Describing her body of work as “real, raw, and unapologetic”, Salim described as “absolutely amazing” the feeling of being the first woman to win the poetry category.

“Honestly, I’m still soaking it all in. The late nights, the pouring of emotions into my work, and the constant belief that my voice matters – it’s all worth it,” she said. 
“This win feels like a big, warm hug to my soul […] This victory is not just about breaking barriers; it’s an invitation for more voices to be heard, especially from women. I hope this inspires others to embrace their unique perspectives and dive into the world of poetry,” she added.

A win for women
Salim said when she was working on her poetry collection, a bunch of things influenced her in a big way.
“First of all, being a woman, I felt this strong desire to break stereotypes and show that we ladies have some pretty incredible stories to tell. I wanted to prove that women can create something truly special,” she told Saturday Monitor, adding, “My cultural background played a huge part too. I dove into my heritage, embracing the traditions and stories that shaped me. It was all about adding my voice to the bigger conversation on why diversity in literature matters so much.”

RECORD SET:
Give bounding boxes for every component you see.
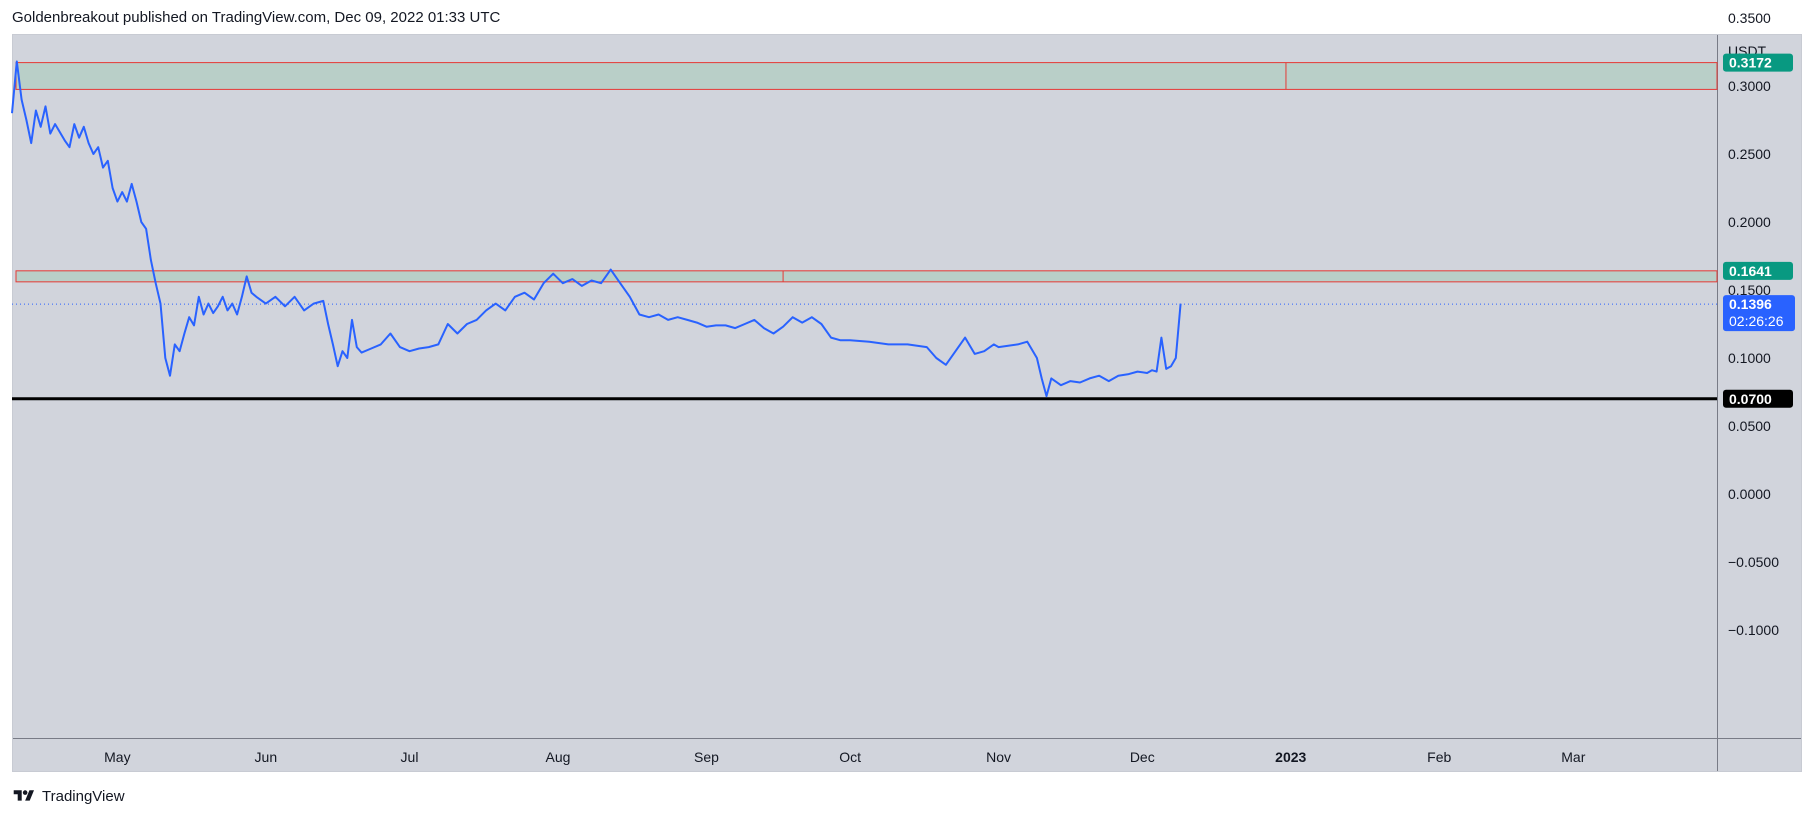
time-tick-label: Jun [255,749,278,765]
last-price-badge-label: 0.1396 [1729,296,1772,312]
price-tick-label: −0.1000 [1728,622,1779,638]
time-tick-label: Oct [839,749,861,765]
price-badge [1723,389,1793,408]
price-tick-label: 0.1500 [1728,282,1771,298]
time-tick-label: Aug [546,749,571,765]
price-series-line[interactable] [11,60,1182,398]
price-badge-label: 0.0700 [1729,391,1772,407]
price-tick-label: 0.1000 [1728,350,1771,366]
time-tick-label: 2023 [1275,749,1306,765]
plot-area[interactable] [12,34,1717,738]
time-tick-label: Dec [1130,749,1155,765]
price-tick-label: 0.0000 [1728,486,1771,502]
price-axis-area[interactable] [1717,34,1802,738]
last-price-badge [1723,295,1795,332]
brand-name: TradingView [42,787,125,805]
price-tick-label: 0.2000 [1728,214,1771,230]
zone-1[interactable] [15,62,1718,90]
publication-header: Goldenbreakout published on TradingView.… [12,9,501,26]
price-tick-label: −0.0500 [1728,554,1779,570]
zone-2[interactable] [15,270,1718,283]
time-tick-label: May [104,749,130,765]
price-tick-label: 0.3000 [1728,78,1771,94]
bar-countdown-label: 02:26:26 [1729,313,1784,329]
time-tick-label: Sep [694,749,719,765]
time-tick-label: Jul [401,749,419,765]
price-badge [1723,53,1793,72]
price-badge-label: 0.3172 [1729,55,1772,71]
price-tick-label: 0.2500 [1728,146,1771,162]
tradingview-logo-icon [13,790,34,801]
time-axis-area[interactable] [12,738,1802,772]
price-badge-label: 0.1641 [1729,263,1772,279]
time-tick-label: Nov [986,749,1011,765]
price-badge [1723,261,1793,280]
time-tick-label: Mar [1561,749,1585,765]
price-tick-label: 0.0500 [1728,418,1771,434]
price-chart[interactable]: USDT0.35000.30000.25000.20000.15000.1000… [0,0,1814,780]
price-tick-label: 0.3500 [1728,10,1771,26]
chart-frame [12,34,1802,772]
time-tick-label: Feb [1427,749,1451,765]
tradingview-brand[interactable]: TradingView [12,785,125,807]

DIRECTIVE 1:
Answer these questions about the passage on Salim's poetry win:
(a) Which category was Salim the first woman to win?
(b) What did she say the win feels like to her soul?
(c) Which publication did she tell that she wanted to prove women can create something truly special?
DIRECTIVE 2: Replace "unapologetic" with "fearless" in the passage on Salim's poetry win, and write out that passage from "Describing her body" up to and including "the poetry category.".
DIRECTIVE 3: Extend the article about Salim's poetry win by continuing it from the point where it stops.
The listing has no connection to the passage about Salim's poetry win.

FINAL RESULT 1:
(a) The poetry category.
(b) A big, warm hug.
(c) Saturday Monitor.

FINAL RESULT 2:
Describing her body of work as “real, raw, and fearless”, Salim described as “absolutely amazing” the feeling of being the first woman to win the poetry category.

FINAL RESULT 3:
Salim said she was also influenced by “everyday stuff” that includes a range of “emotions that women go through.”

The winners of the 2023 edition were awarded by Dr Caroline Asiimwe, the executive secretary of the East African Kiswahili Commission (EAKC) at a ceremony in Nairobi, Kenya, last month. Dr Asiimwe congratulated the winners and praised the management of the prize, its board, and the sponsors, led by Safal Group, for their important work in promoting literature in African languages, particularly Kiswahili. 

Anders Lindgren, the chief executive officer of Safal Group, highlighted the importance of the Kiswahili language in the development of the East African region. “Through our support of these awards, the Safal Group is firmly committed to the course of African languages. I commend the SAFAL-MRM Foundation for organising the awards this year,” Lindgren said.

The 2023 judges were Prof Kyallo W Wamitila of the University of Nairobi, Dr Zuhura Badru of the University of Dodoma, and Mr Ali Mwalim Rashid of the State University of Zanzibar. Prof Wamitila (chair) commended the 2023 entrants for the high quality of their writing, saying it made it difficult for the judges to pick out the first-place winners. 

“This is sufficient evidence that we have a great treasure of creativity, especially among young people, that transcends the boundaries of each country, and which if sprinkled with the basics of writing and publishing literary works will greatly strengthen Kiswahili literature,” Prof Wamatila said.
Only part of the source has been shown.